**Given task:** The records below should be written out again, exactly.

**Records provided:**
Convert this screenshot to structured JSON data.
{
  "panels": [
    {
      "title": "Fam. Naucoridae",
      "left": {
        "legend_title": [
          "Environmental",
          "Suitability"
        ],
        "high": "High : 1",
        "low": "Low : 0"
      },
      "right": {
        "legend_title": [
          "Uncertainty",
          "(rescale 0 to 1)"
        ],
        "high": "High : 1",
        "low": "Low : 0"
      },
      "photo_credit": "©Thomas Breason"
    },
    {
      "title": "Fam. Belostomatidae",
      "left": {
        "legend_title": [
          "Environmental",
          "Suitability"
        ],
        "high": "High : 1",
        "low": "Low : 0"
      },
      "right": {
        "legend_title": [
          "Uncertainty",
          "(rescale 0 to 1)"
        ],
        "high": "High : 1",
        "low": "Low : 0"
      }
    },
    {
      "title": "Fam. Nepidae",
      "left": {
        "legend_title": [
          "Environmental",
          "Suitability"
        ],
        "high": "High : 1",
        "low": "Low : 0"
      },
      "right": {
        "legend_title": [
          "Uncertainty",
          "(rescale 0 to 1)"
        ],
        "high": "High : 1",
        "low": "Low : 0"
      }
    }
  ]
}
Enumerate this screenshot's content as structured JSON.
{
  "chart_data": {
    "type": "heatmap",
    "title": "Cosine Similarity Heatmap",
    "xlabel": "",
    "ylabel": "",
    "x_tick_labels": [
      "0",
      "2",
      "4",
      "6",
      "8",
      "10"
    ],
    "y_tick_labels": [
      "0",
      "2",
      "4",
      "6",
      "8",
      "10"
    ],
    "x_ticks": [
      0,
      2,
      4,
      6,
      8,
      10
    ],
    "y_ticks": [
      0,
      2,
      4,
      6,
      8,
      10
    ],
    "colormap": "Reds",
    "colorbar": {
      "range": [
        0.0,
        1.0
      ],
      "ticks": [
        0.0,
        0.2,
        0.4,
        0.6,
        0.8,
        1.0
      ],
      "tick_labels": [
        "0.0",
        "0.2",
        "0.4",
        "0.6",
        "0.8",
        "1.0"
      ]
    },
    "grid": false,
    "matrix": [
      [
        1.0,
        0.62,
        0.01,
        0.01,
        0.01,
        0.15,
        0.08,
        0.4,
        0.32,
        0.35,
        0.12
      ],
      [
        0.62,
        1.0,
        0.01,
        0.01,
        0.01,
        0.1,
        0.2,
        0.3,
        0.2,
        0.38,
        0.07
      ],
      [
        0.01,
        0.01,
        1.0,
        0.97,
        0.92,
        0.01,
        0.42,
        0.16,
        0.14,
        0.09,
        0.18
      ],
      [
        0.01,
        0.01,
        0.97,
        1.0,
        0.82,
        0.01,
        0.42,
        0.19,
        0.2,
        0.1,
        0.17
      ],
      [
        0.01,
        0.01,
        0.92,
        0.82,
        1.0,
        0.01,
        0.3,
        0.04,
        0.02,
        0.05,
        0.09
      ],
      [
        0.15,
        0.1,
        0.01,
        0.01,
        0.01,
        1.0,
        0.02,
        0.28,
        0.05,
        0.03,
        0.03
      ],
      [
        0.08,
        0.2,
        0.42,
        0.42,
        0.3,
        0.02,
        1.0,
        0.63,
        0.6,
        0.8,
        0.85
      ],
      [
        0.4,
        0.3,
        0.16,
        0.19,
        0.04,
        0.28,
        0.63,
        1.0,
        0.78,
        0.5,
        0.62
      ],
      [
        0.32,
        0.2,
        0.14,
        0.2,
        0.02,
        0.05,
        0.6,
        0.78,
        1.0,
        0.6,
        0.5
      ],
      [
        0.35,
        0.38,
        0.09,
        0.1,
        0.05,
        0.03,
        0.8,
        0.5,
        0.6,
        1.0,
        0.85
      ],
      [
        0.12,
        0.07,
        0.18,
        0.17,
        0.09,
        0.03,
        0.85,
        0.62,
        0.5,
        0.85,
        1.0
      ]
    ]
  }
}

**Answer to the problem:**
Convert this screenshot to structured JSON data.
{
  "panels": [
    {
      "title": "Fam. Naucoridae",
      "left": {
        "legend_title": [
          "Environmental",
          "Suitability"
        ],
        "high": "High : 1",
        "low": "Low : 0"
      },
      "right": {
        "legend_title": [
          "Uncertainty",
          "(rescale 0 to 1)"
        ],
        "high": "High : 1",
        "low": "Low : 0"
      },
      "photo_credit": "©Thomas Breason"
    },
    {
      "title": "Fam. Belostomatidae",
      "left": {
        "legend_title": [
          "Environmental",
          "Suitability"
        ],
        "high": "High : 1",
        "low": "Low : 0"
      },
      "right": {
        "legend_title": [
          "Uncertainty",
          "(rescale 0 to 1)"
        ],
        "high": "High : 1",
        "low": "Low : 0"
      }
    },
    {
      "title": "Fam. Nepidae",
      "left": {
        "legend_title": [
          "Environmental",
          "Suitability"
        ],
        "high": "High : 1",
        "low": "Low : 0"
      },
      "right": {
        "legend_title": [
          "Uncertainty",
          "(rescale 0 to 1)"
        ],
        "high": "High : 1",
        "low": "Low : 0"
      }
    }
  ]
}
Enumerate this screenshot's content as structured JSON.
{
  "chart_data": {
    "type": "heatmap",
    "title": "Cosine Similarity Heatmap",
    "xlabel": "",
    "ylabel": "",
    "x_tick_labels": [
      "0",
      "2",
      "4",
      "6",
      "8",
      "10"
    ],
    "y_tick_labels": [
      "0",
      "2",
      "4",
      "6",
      "8",
      "10"
    ],
    "x_ticks": [
      0,
      2,
      4,
      6,
      8,
      10
    ],
    "y_ticks": [
      0,
      2,
      4,
      6,
      8,
      10
    ],
    "colormap": "Reds",
    "colorbar": {
      "range": [
        0.0,
        1.0
      ],
      "ticks": [
        0.0,
        0.2,
        0.4,
        0.6,
        0.8,
        1.0
      ],
      "tick_labels": [
        "0.0",
        "0.2",
        "0.4",
        "0.6",
        "0.8",
        "1.0"
      ]
    },
    "grid": false,
    "matrix": [
      [
        1.0,
        0.62,
        0.01,
        0.01,
        0.01,
        0.15,
        0.08,
        0.4,
        0.32,
        0.35,
        0.12
      ],
      [
        0.62,
        1.0,
        0.01,
        0.01,
        0.01,
        0.1,
        0.2,
        0.3,
        0.2,
        0.38,
        0.07
      ],
      [
        0.01,
        0.01,
        1.0,
        0.97,
        0.92,
        0.01,
        0.42,
        0.16,
        0.14,
        0.09,
        0.18
      ],
      [
        0.01,
        0.01,
        0.97,
        1.0,
        0.82,
        0.01,
        0.42,
        0.19,
        0.2,
        0.1,
        0.17
      ],
      [
        0.01,
        0.01,
        0.92,
        0.82,
        1.0,
        0.01,
        0.3,
        0.04,
        0.02,
        0.05,
        0.09
      ],
      [
        0.15,
        0.1,
        0.01,
        0.01,
        0.01,
        1.0,
        0.02,
        0.28,
        0.05,
        0.03,
        0.03
      ],
      [
        0.08,
        0.2,
        0.42,
        0.42,
        0.3,
        0.02,
        1.0,
        0.63,
        0.6,
        0.8,
        0.85
      ],
      [
        0.4,
        0.3,
        0.16,
        0.19,
        0.04,
        0.28,
        0.63,
        1.0,
        0.78,
        0.5,
        0.62
      ],
      [
        0.32,
        0.2,
        0.14,
        0.2,
        0.02,
        0.05,
        0.6,
        0.78,
        1.0,
        0.6,
        0.5
      ],
      [
        0.35,
        0.38,
        0.09,
        0.1,
        0.05,
        0.03,
        0.8,
        0.5,
        0.6,
        1.0,
        0.85
      ],
      [
        0.12,
        0.07,
        0.18,
        0.17,
        0.09,
        0.03,
        0.85,
        0.62,
        0.5,
        0.85,
        1.0
      ]
    ]
  }
}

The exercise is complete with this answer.